▶ WRITTEN TASK
Gather up the lines that contain "JSON".

▶ LISTED RECORDS

○ ○ ○ ○ ○ ○ ○

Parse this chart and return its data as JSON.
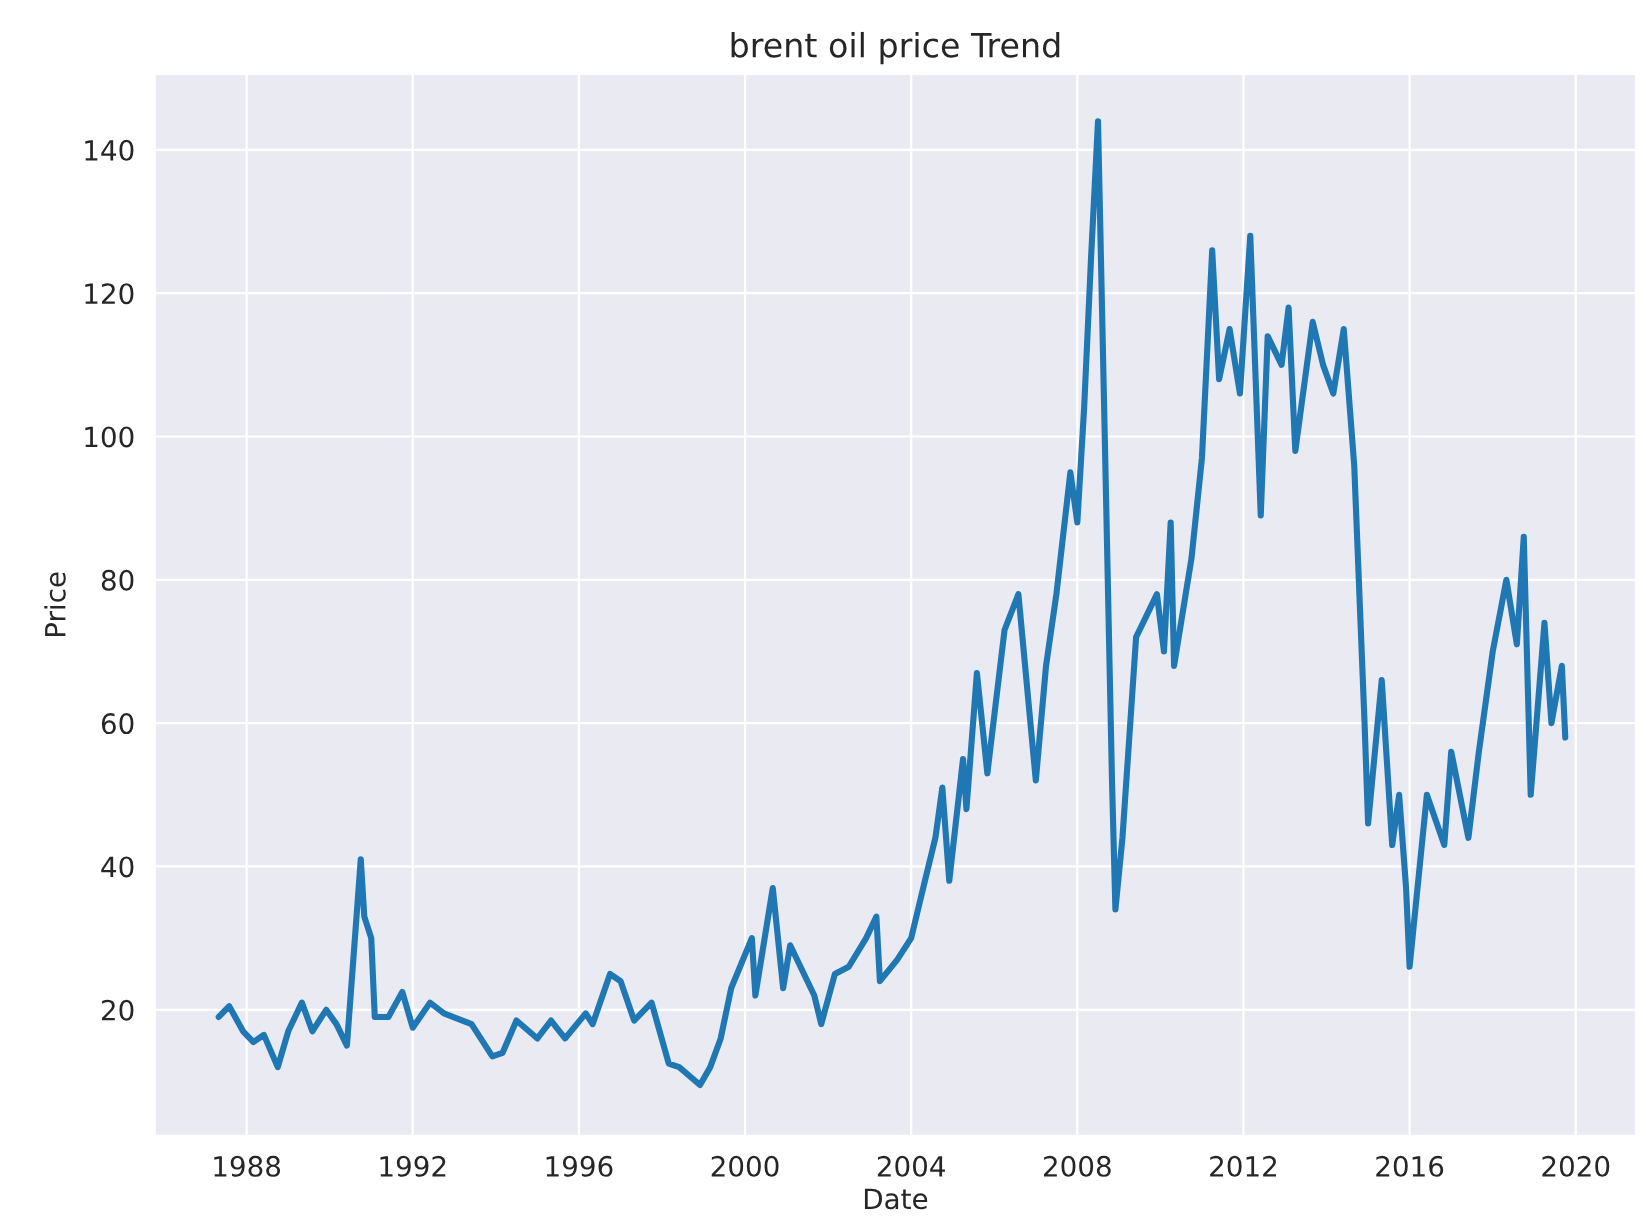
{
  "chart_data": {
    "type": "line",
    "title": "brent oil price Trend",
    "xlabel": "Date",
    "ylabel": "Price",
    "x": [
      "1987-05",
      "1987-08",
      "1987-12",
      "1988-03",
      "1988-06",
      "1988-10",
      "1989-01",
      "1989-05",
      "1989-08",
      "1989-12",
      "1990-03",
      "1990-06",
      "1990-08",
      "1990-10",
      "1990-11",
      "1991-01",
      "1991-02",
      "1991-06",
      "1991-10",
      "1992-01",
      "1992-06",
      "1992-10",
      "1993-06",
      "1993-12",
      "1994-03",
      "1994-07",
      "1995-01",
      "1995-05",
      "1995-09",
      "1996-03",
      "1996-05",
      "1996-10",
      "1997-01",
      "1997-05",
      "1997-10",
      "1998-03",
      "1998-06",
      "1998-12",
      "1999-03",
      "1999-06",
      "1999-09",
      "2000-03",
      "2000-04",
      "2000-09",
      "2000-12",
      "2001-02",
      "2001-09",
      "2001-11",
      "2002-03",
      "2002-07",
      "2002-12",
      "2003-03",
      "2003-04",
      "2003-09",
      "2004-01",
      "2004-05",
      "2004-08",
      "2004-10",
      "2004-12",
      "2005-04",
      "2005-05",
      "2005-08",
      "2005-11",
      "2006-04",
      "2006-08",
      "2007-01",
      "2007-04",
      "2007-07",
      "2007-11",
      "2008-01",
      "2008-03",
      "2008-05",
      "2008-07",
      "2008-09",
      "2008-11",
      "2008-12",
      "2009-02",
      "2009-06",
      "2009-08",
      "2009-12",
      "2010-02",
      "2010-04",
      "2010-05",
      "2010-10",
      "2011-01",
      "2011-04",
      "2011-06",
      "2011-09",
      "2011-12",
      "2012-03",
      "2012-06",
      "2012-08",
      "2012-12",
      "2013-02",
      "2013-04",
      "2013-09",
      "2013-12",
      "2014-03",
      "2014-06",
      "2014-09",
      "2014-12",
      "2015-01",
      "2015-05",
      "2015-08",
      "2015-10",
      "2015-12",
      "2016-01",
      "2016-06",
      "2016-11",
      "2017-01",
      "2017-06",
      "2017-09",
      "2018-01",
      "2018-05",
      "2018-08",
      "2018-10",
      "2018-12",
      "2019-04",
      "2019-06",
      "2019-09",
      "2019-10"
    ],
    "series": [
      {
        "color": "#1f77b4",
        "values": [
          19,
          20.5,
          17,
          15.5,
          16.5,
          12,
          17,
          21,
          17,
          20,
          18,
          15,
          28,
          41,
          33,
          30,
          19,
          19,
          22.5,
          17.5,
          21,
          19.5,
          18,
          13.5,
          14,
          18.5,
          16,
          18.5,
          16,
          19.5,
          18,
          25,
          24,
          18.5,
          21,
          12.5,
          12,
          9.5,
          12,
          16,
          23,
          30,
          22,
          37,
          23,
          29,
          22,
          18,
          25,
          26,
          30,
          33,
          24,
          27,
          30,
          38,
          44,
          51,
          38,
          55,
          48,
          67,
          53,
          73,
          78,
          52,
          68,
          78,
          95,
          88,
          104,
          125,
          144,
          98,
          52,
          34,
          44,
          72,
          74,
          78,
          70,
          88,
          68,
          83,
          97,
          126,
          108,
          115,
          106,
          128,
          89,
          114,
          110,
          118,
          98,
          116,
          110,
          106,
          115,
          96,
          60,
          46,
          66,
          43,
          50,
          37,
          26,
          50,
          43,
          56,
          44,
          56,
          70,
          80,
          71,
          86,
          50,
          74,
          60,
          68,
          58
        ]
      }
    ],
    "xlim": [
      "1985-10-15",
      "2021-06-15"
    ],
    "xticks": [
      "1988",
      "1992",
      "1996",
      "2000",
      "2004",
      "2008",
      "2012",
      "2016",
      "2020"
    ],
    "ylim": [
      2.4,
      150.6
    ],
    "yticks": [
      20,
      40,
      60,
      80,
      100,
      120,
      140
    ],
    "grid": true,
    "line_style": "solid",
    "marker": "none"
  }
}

○ ○ ○ ○ ○ ○ ○

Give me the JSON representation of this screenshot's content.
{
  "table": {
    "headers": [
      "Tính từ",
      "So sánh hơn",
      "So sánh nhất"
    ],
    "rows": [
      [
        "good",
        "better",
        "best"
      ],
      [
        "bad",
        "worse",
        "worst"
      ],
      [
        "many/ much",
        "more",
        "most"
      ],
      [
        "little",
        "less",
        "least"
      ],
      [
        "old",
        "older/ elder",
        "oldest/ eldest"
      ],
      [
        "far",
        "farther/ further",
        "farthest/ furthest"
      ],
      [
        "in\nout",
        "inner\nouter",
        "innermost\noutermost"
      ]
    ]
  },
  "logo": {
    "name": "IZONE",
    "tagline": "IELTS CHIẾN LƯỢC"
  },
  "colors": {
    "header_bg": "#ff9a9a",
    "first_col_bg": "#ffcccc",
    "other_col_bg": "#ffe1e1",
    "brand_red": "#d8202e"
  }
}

○ ○ ○ ○ ○ ○ ○

▶ REPLY
Parse this chart and return its data as JSON.
Give me the JSON representation of this screenshot's content.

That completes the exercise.